Records that describe figures:

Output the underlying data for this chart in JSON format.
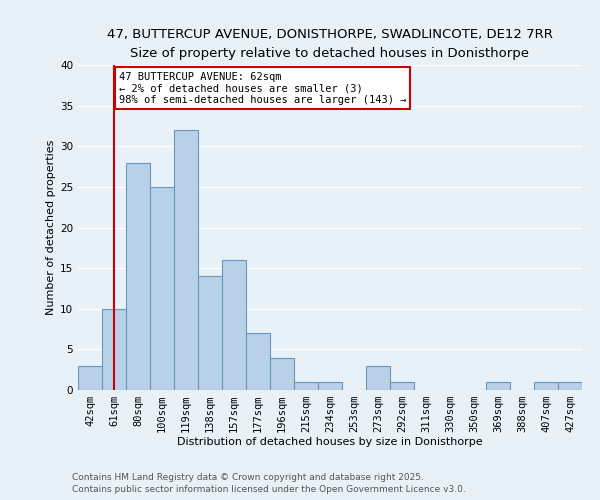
{
  "title1": "47, BUTTERCUP AVENUE, DONISTHORPE, SWADLINCOTE, DE12 7RR",
  "title2": "Size of property relative to detached houses in Donisthorpe",
  "xlabel": "Distribution of detached houses by size in Donisthorpe",
  "ylabel": "Number of detached properties",
  "bin_labels": [
    "42sqm",
    "61sqm",
    "80sqm",
    "100sqm",
    "119sqm",
    "138sqm",
    "157sqm",
    "177sqm",
    "196sqm",
    "215sqm",
    "234sqm",
    "253sqm",
    "273sqm",
    "292sqm",
    "311sqm",
    "330sqm",
    "350sqm",
    "369sqm",
    "388sqm",
    "407sqm",
    "427sqm"
  ],
  "bar_values": [
    3,
    10,
    28,
    25,
    32,
    14,
    16,
    7,
    4,
    1,
    1,
    0,
    3,
    1,
    0,
    0,
    0,
    1,
    0,
    1,
    1
  ],
  "bar_color": "#b8d0e8",
  "bar_edge_color": "#6699bb",
  "ylim": [
    0,
    40
  ],
  "yticks": [
    0,
    5,
    10,
    15,
    20,
    25,
    30,
    35,
    40
  ],
  "property_line_x": 1.0,
  "property_line_color": "#cc0000",
  "annotation_title": "47 BUTTERCUP AVENUE: 62sqm",
  "annotation_line1": "← 2% of detached houses are smaller (3)",
  "annotation_line2": "98% of semi-detached houses are larger (143) →",
  "annotation_box_color": "#ffffff",
  "annotation_box_edge": "#cc0000",
  "footer1": "Contains HM Land Registry data © Crown copyright and database right 2025.",
  "footer2": "Contains public sector information licensed under the Open Government Licence v3.0.",
  "background_color": "#e8f0f8",
  "grid_color": "#ffffff",
  "title_fontsize": 9.5,
  "subtitle_fontsize": 8.5,
  "axis_label_fontsize": 8,
  "tick_fontsize": 7.5,
  "annot_fontsize": 7.5,
  "footer_fontsize": 6.5
}
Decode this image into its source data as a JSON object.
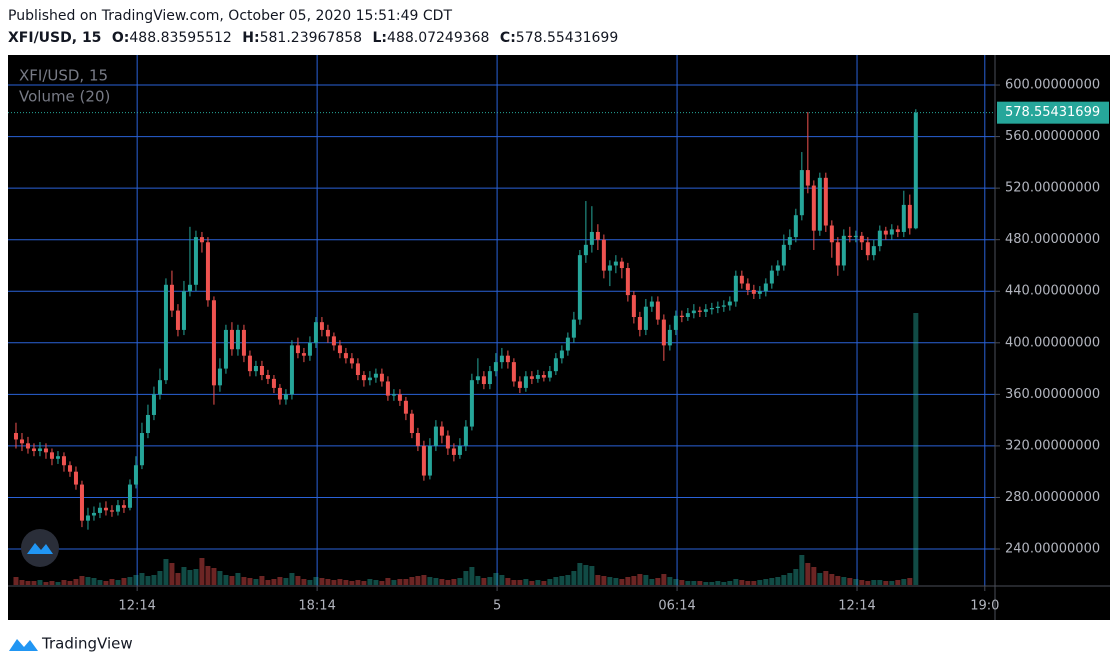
{
  "header": {
    "published": "Published on TradingView.com, October 05, 2020 15:51:49 CDT",
    "symbol": "XFI/USD, 15",
    "ohlc_labels": [
      "O:",
      "H:",
      "L:",
      "C:"
    ]
  },
  "brand": "TradingView",
  "chart_data": {
    "type": "candlestick",
    "volume_label": "Volume (20)",
    "up_color": "#26a69a",
    "down_color": "#ef5350",
    "grid_color": "#2a62d8",
    "ylim": [
      211.3,
      623.3
    ],
    "yticks": [
      {
        "value": 240,
        "label": "240.00000000"
      },
      {
        "value": 280,
        "label": "280.00000000"
      },
      {
        "value": 320,
        "label": "320.00000000"
      },
      {
        "value": 360,
        "label": "360.00000000"
      },
      {
        "value": 400,
        "label": "400.00000000"
      },
      {
        "value": 440,
        "label": "440.00000000"
      },
      {
        "value": 480,
        "label": "480.00000000"
      },
      {
        "value": 520,
        "label": "520.00000000"
      },
      {
        "value": 560,
        "label": "560.00000000"
      },
      {
        "value": 600,
        "label": "600.00000000"
      }
    ],
    "xlim": [
      -1.33,
      163.2
    ],
    "xticks": [
      {
        "value": 20.2,
        "label": "12:14"
      },
      {
        "value": 50.2,
        "label": "18:14"
      },
      {
        "value": 80.2,
        "label": "5"
      },
      {
        "value": 110.2,
        "label": "06:14"
      },
      {
        "value": 140.2,
        "label": "12:14"
      },
      {
        "value": 161.5,
        "label": "19:0"
      }
    ],
    "open": [
      330,
      325,
      322,
      318,
      316,
      318,
      315,
      310,
      312,
      305,
      300,
      290,
      262,
      266,
      268,
      272,
      270,
      269,
      274,
      272,
      290,
      305,
      330,
      344,
      360,
      371,
      445,
      425,
      410,
      440,
      445,
      482,
      478,
      433,
      367,
      380,
      410,
      395,
      410,
      390,
      378,
      382,
      375,
      372,
      365,
      356,
      360,
      398,
      392,
      390,
      400,
      416,
      410,
      405,
      398,
      392,
      388,
      384,
      375,
      371,
      373,
      376,
      370,
      359,
      360,
      355,
      345,
      330,
      320,
      297,
      320,
      335,
      328,
      318,
      313,
      320,
      335,
      371,
      374,
      368,
      378,
      385,
      390,
      385,
      370,
      365,
      374,
      372,
      375,
      373,
      378,
      388,
      394,
      404,
      418,
      468,
      476,
      486,
      480,
      456,
      460,
      463,
      458,
      437,
      420,
      410,
      428,
      432,
      418,
      398,
      410,
      421,
      420,
      423,
      425,
      424,
      426,
      427,
      428,
      429,
      432,
      452,
      446,
      441,
      438,
      440,
      446,
      456,
      460,
      476,
      482,
      499,
      534,
      522,
      487,
      528,
      491,
      478,
      460,
      483,
      482,
      483,
      478,
      468,
      475,
      487,
      484,
      488,
      486,
      507,
      488.83595512
    ],
    "high": [
      338,
      330,
      327,
      322,
      323,
      322,
      318,
      316,
      315,
      308,
      304,
      293,
      272,
      273,
      276,
      277,
      274,
      278,
      278,
      294,
      312,
      338,
      352,
      366,
      380,
      450,
      456,
      430,
      448,
      490,
      487,
      486,
      482,
      436,
      388,
      414,
      416,
      414,
      414,
      394,
      386,
      386,
      379,
      375,
      368,
      364,
      402,
      404,
      396,
      405,
      420,
      420,
      414,
      408,
      402,
      396,
      392,
      388,
      378,
      378,
      380,
      380,
      374,
      364,
      364,
      358,
      348,
      334,
      324,
      326,
      340,
      339,
      332,
      322,
      326,
      340,
      376,
      388,
      378,
      382,
      392,
      396,
      394,
      388,
      374,
      378,
      378,
      379,
      378,
      382,
      392,
      398,
      408,
      424,
      472,
      510,
      506,
      492,
      484,
      464,
      468,
      466,
      462,
      440,
      424,
      434,
      436,
      436,
      422,
      414,
      425,
      425,
      427,
      430,
      428,
      430,
      431,
      432,
      433,
      436,
      456,
      456,
      450,
      445,
      444,
      450,
      460,
      464,
      484,
      488,
      504,
      548,
      579,
      526,
      532,
      532,
      495,
      482,
      488,
      490,
      487,
      486,
      482,
      480,
      491,
      490,
      492,
      491,
      518,
      515,
      581.23967858
    ],
    "low": [
      318,
      316,
      314,
      312,
      312,
      310,
      305,
      306,
      300,
      296,
      286,
      257,
      255,
      262,
      264,
      266,
      265,
      266,
      268,
      270,
      287,
      302,
      326,
      340,
      356,
      368,
      420,
      405,
      406,
      436,
      440,
      470,
      428,
      352,
      362,
      376,
      390,
      390,
      385,
      374,
      374,
      371,
      368,
      361,
      352,
      352,
      356,
      388,
      385,
      386,
      396,
      405,
      400,
      394,
      388,
      384,
      380,
      371,
      366,
      367,
      369,
      366,
      355,
      355,
      351,
      340,
      326,
      316,
      293,
      294,
      316,
      322,
      313,
      308,
      310,
      316,
      332,
      368,
      364,
      364,
      374,
      380,
      380,
      366,
      361,
      362,
      368,
      369,
      370,
      370,
      375,
      384,
      390,
      400,
      414,
      462,
      470,
      472,
      450,
      444,
      454,
      450,
      432,
      415,
      405,
      406,
      424,
      414,
      386,
      394,
      406,
      416,
      417,
      419,
      420,
      420,
      422,
      423,
      424,
      425,
      428,
      442,
      437,
      434,
      434,
      436,
      442,
      452,
      456,
      472,
      478,
      495,
      516,
      472,
      483,
      486,
      466,
      452,
      456,
      478,
      478,
      472,
      464,
      464,
      471,
      480,
      480,
      482,
      482,
      484,
      488.07249368
    ],
    "close": [
      325,
      322,
      318,
      316,
      318,
      315,
      310,
      312,
      305,
      300,
      290,
      262,
      266,
      268,
      272,
      270,
      269,
      274,
      272,
      290,
      305,
      330,
      344,
      360,
      371,
      445,
      425,
      410,
      440,
      445,
      482,
      478,
      433,
      367,
      380,
      410,
      395,
      410,
      390,
      378,
      382,
      375,
      372,
      365,
      356,
      360,
      398,
      392,
      390,
      400,
      416,
      410,
      405,
      398,
      392,
      388,
      384,
      375,
      371,
      373,
      376,
      370,
      359,
      360,
      355,
      345,
      330,
      320,
      297,
      320,
      335,
      328,
      318,
      313,
      320,
      335,
      371,
      374,
      368,
      378,
      385,
      390,
      385,
      370,
      365,
      374,
      372,
      375,
      373,
      378,
      388,
      394,
      404,
      418,
      468,
      476,
      486,
      480,
      456,
      460,
      463,
      458,
      437,
      420,
      410,
      428,
      432,
      418,
      398,
      410,
      421,
      420,
      423,
      425,
      424,
      426,
      427,
      428,
      429,
      432,
      452,
      446,
      441,
      438,
      440,
      446,
      456,
      460,
      476,
      482,
      499,
      534,
      522,
      487,
      528,
      491,
      478,
      460,
      483,
      482,
      483,
      478,
      468,
      475,
      487,
      484,
      488,
      486,
      507,
      488.83595512,
      578.55431699
    ],
    "volume": [
      8,
      5,
      4,
      4,
      5,
      3,
      4,
      3,
      5,
      4,
      6,
      9,
      8,
      7,
      5,
      4,
      6,
      5,
      7,
      8,
      10,
      12,
      9,
      10,
      14,
      26,
      22,
      12,
      18,
      15,
      16,
      27,
      19,
      17,
      14,
      10,
      9,
      12,
      8,
      7,
      6,
      9,
      5,
      6,
      8,
      7,
      12,
      9,
      6,
      5,
      8,
      7,
      6,
      5,
      6,
      5,
      4,
      5,
      4,
      6,
      5,
      4,
      7,
      5,
      6,
      6,
      8,
      9,
      10,
      8,
      7,
      6,
      5,
      6,
      7,
      14,
      18,
      9,
      7,
      8,
      12,
      10,
      7,
      5,
      5,
      6,
      4,
      5,
      4,
      6,
      8,
      9,
      10,
      14,
      22,
      20,
      19,
      10,
      9,
      8,
      7,
      6,
      8,
      9,
      11,
      10,
      6,
      7,
      11,
      8,
      6,
      5,
      4,
      4,
      4,
      3,
      3,
      4,
      3,
      4,
      6,
      5,
      4,
      4,
      5,
      6,
      7,
      8,
      10,
      12,
      16,
      30,
      22,
      18,
      12,
      14,
      11,
      9,
      8,
      7,
      6,
      5,
      4,
      5,
      5,
      4,
      4,
      5,
      6,
      7,
      272
    ]
  }
}
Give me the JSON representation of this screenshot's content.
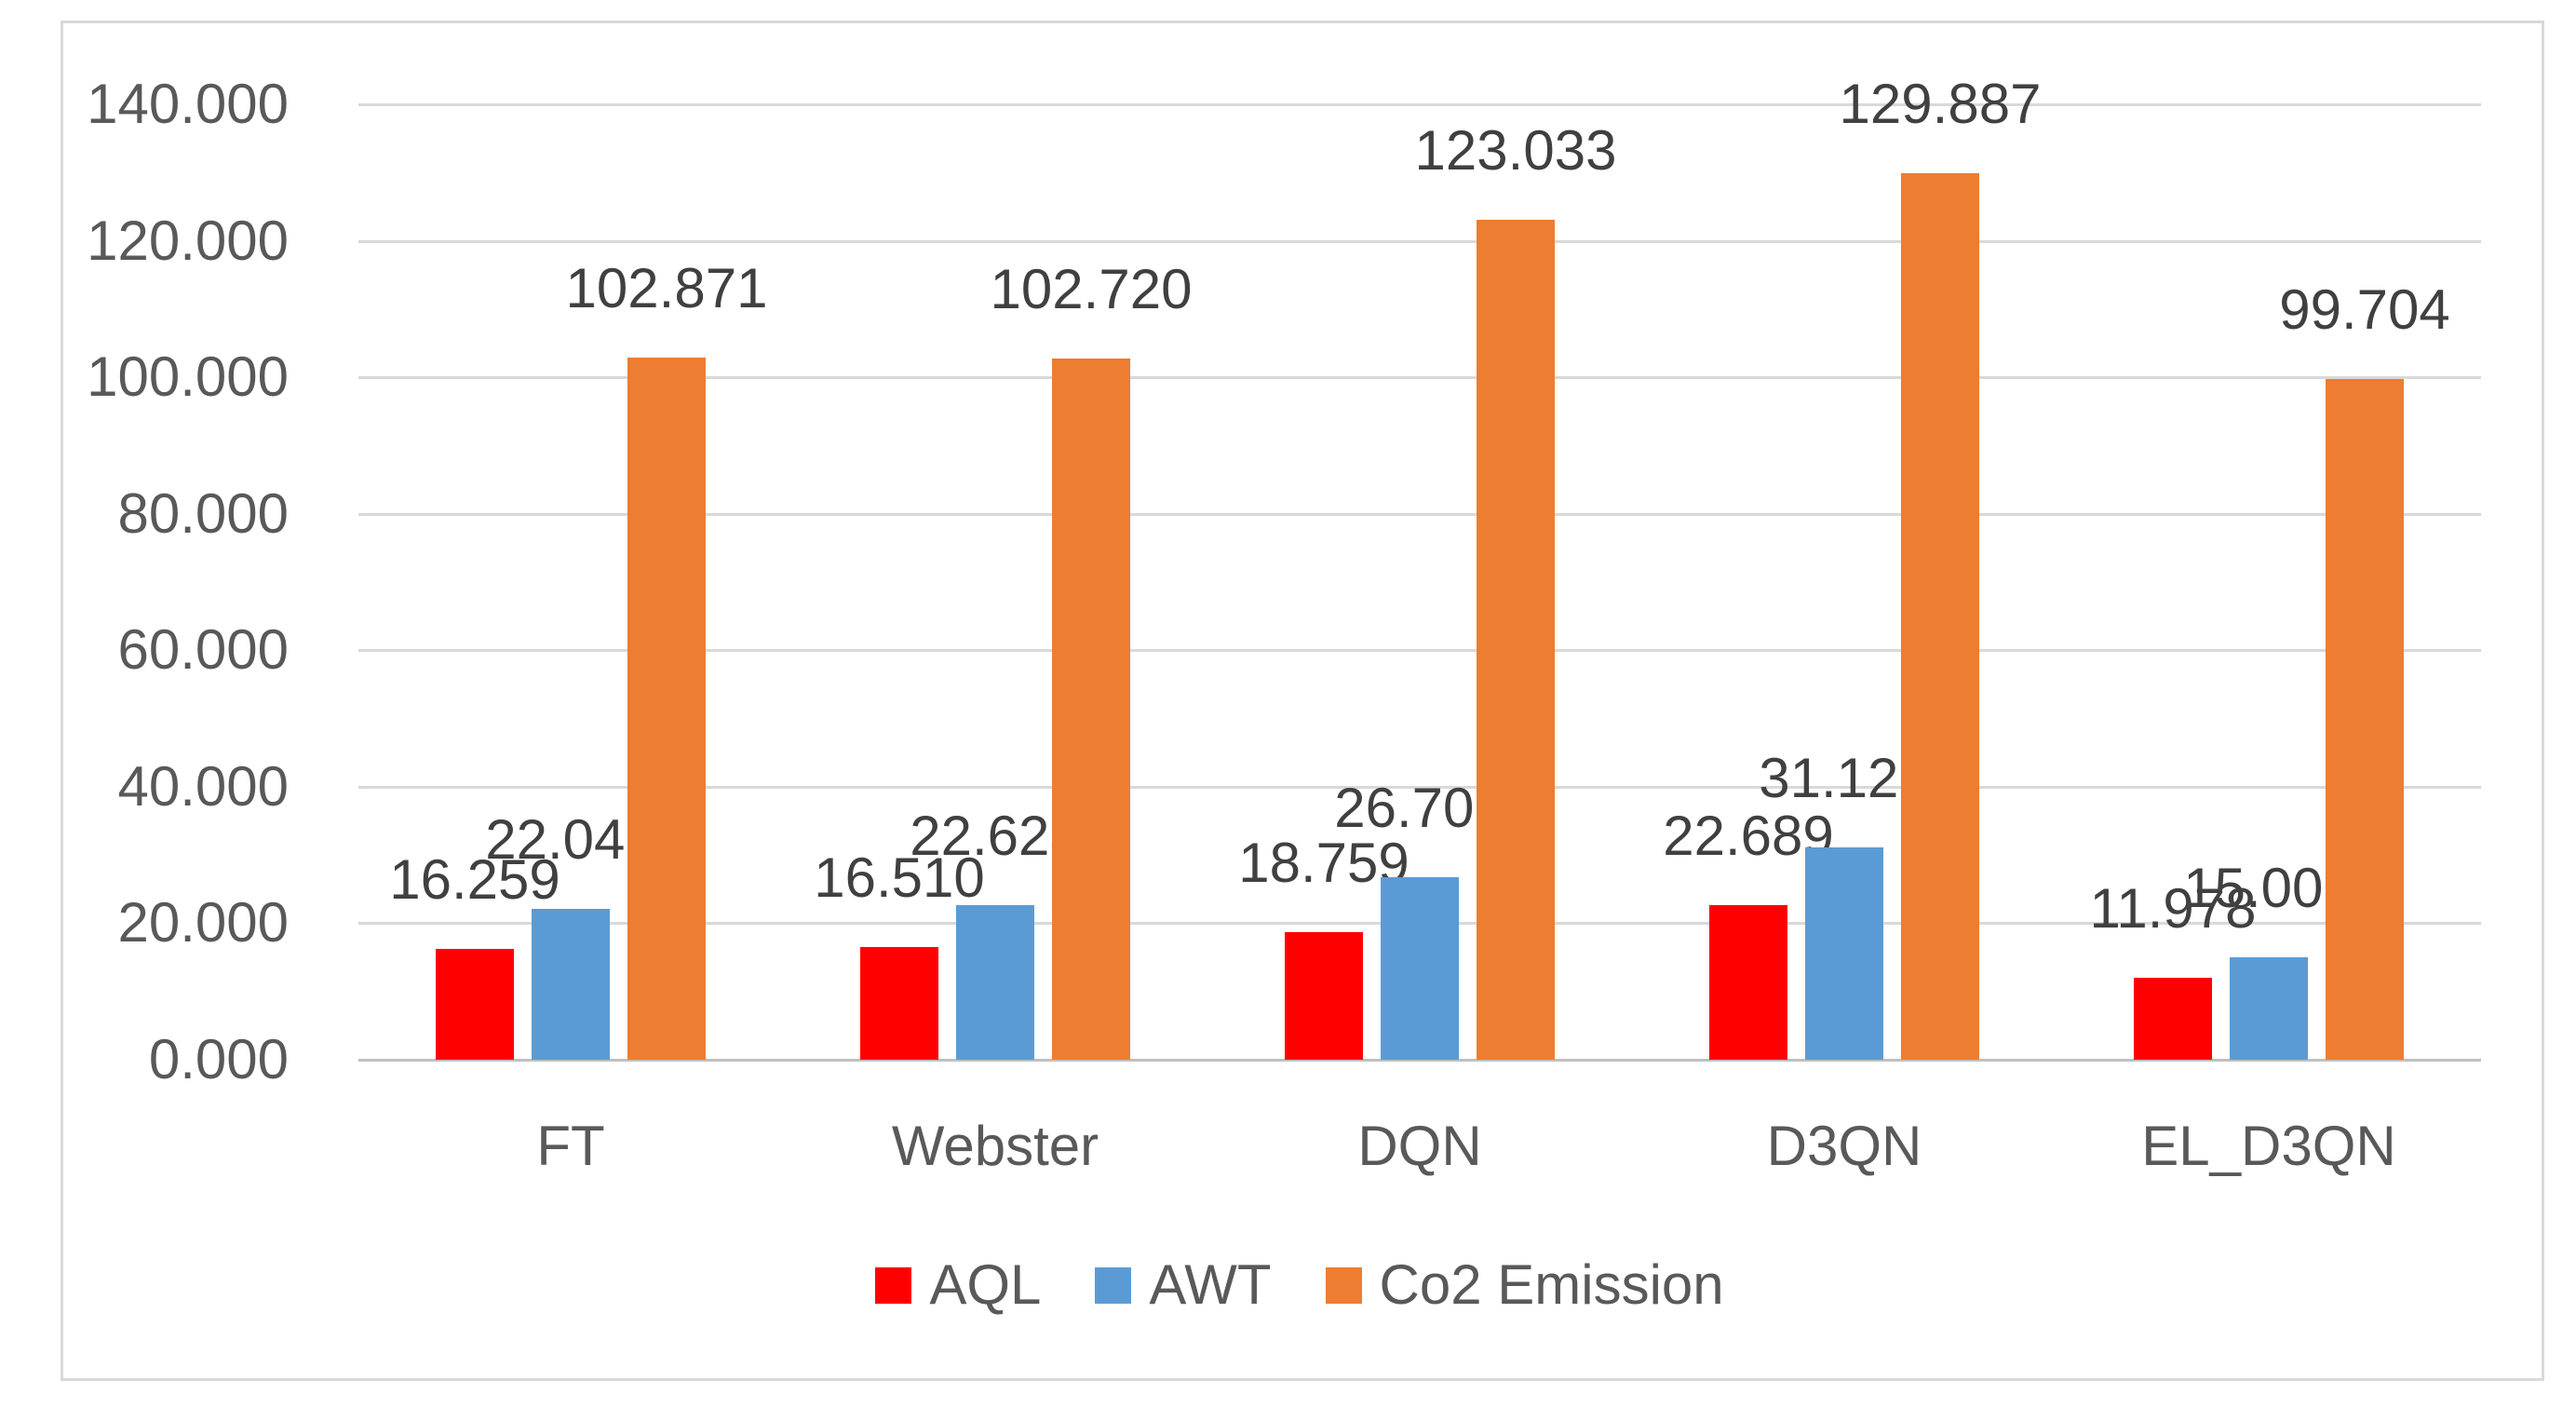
{
  "chart_data": {
    "type": "bar",
    "title": "",
    "categories": [
      "FT",
      "Webster",
      "DQN",
      "D3QN",
      "EL_D3QN"
    ],
    "series": [
      {
        "name": "AQL",
        "color": "#ff0000",
        "values": [
          16.259,
          16.51,
          18.759,
          22.689,
          11.978
        ],
        "labels": [
          "16.259",
          "16.510",
          "18.759",
          "22.689",
          "11.978"
        ]
      },
      {
        "name": "AWT",
        "color": "#5b9bd5",
        "values": [
          22.048,
          22.623,
          26.706,
          31.122,
          15.005
        ],
        "labels": [
          "22.048",
          "22.623",
          "26.706",
          "31.122",
          "15.005"
        ]
      },
      {
        "name": "Co2 Emission",
        "color": "#ed7d31",
        "values": [
          102.871,
          102.72,
          123.033,
          129.887,
          99.704
        ],
        "labels": [
          "102.871",
          "102.720",
          "123.033",
          "129.887",
          "99.704"
        ]
      }
    ],
    "y_axis": {
      "min": 0,
      "max": 140,
      "step": 20,
      "tick_labels": [
        "0.000",
        "20.000",
        "40.000",
        "60.000",
        "80.000",
        "100.000",
        "120.000",
        "140.000"
      ]
    },
    "x_axis": {
      "tick_labels": [
        "FT",
        "Webster",
        "DQN",
        "D3QN",
        "EL_D3QN"
      ]
    },
    "legend": {
      "position": "bottom",
      "entries": [
        "AQL",
        "AWT",
        "Co2 Emission"
      ]
    },
    "grid": true,
    "colors": {
      "gridline": "#d9d9d9",
      "axis_line": "#bfbfbf",
      "frame_border": "#d9d9d9",
      "tick_text": "#595959",
      "data_label_text": "#404040",
      "background": "#ffffff"
    }
  }
}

-- GIVEN REQUEST --
Your task is to gather every line with the word "ffffff" and copy it.

-- COMPLETE ANSWER --
  "annotation_box_color": "#ffffff",
  "grid_color": "#ffffff",
      "background": "#ffffff"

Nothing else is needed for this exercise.